**Exercise directions**: From the entries that follow, list every line in which the string "JSON" appears.

**Records from a collection**:
━━━━━━━━━━━━━━━━
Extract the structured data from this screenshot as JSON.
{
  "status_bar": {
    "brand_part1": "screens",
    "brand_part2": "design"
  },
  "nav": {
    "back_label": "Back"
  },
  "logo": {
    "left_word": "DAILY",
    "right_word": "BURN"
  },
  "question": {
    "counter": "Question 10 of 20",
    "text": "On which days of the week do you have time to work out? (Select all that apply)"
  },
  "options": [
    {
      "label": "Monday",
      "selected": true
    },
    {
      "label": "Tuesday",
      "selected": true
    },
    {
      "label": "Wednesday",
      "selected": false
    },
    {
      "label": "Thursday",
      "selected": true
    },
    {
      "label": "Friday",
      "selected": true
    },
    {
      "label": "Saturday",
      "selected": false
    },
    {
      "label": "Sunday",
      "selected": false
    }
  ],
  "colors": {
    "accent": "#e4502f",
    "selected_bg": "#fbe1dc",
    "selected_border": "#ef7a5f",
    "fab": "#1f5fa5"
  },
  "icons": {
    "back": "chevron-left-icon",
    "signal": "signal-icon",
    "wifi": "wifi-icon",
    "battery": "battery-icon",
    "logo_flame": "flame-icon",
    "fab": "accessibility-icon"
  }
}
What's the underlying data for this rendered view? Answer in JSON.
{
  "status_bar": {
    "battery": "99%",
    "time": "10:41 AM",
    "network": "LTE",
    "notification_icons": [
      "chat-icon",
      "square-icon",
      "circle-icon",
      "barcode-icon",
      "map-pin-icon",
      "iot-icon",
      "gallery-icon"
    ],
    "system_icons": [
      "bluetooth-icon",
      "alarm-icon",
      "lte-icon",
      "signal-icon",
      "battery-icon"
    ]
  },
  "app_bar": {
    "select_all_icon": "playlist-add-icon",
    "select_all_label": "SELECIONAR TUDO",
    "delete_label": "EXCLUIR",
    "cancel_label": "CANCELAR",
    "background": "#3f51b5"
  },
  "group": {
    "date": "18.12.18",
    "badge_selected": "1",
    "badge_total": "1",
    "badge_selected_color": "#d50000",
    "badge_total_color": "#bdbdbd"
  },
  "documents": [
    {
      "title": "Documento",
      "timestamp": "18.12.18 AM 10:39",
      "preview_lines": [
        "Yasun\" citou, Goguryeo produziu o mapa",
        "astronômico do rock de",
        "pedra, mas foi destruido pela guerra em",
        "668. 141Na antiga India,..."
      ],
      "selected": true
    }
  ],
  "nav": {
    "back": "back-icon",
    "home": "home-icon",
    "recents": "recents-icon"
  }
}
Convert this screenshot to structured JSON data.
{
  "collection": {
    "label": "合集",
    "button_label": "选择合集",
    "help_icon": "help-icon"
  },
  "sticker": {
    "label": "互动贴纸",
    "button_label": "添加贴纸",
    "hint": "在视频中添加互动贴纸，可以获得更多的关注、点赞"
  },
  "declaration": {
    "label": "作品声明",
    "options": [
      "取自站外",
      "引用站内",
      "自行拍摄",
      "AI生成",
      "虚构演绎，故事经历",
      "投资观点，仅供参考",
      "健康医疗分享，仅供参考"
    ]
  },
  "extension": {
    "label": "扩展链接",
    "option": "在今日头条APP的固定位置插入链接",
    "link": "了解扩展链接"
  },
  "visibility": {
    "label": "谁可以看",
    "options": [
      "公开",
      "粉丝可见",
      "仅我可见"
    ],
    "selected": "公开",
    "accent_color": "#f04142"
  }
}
━━━━━━━━━━━━━━━━
**Solution for this exercise**:
Extract the structured data from this screenshot as JSON.
What's the underlying data for this rendered view? Answer in JSON.
Convert this screenshot to structured JSON data.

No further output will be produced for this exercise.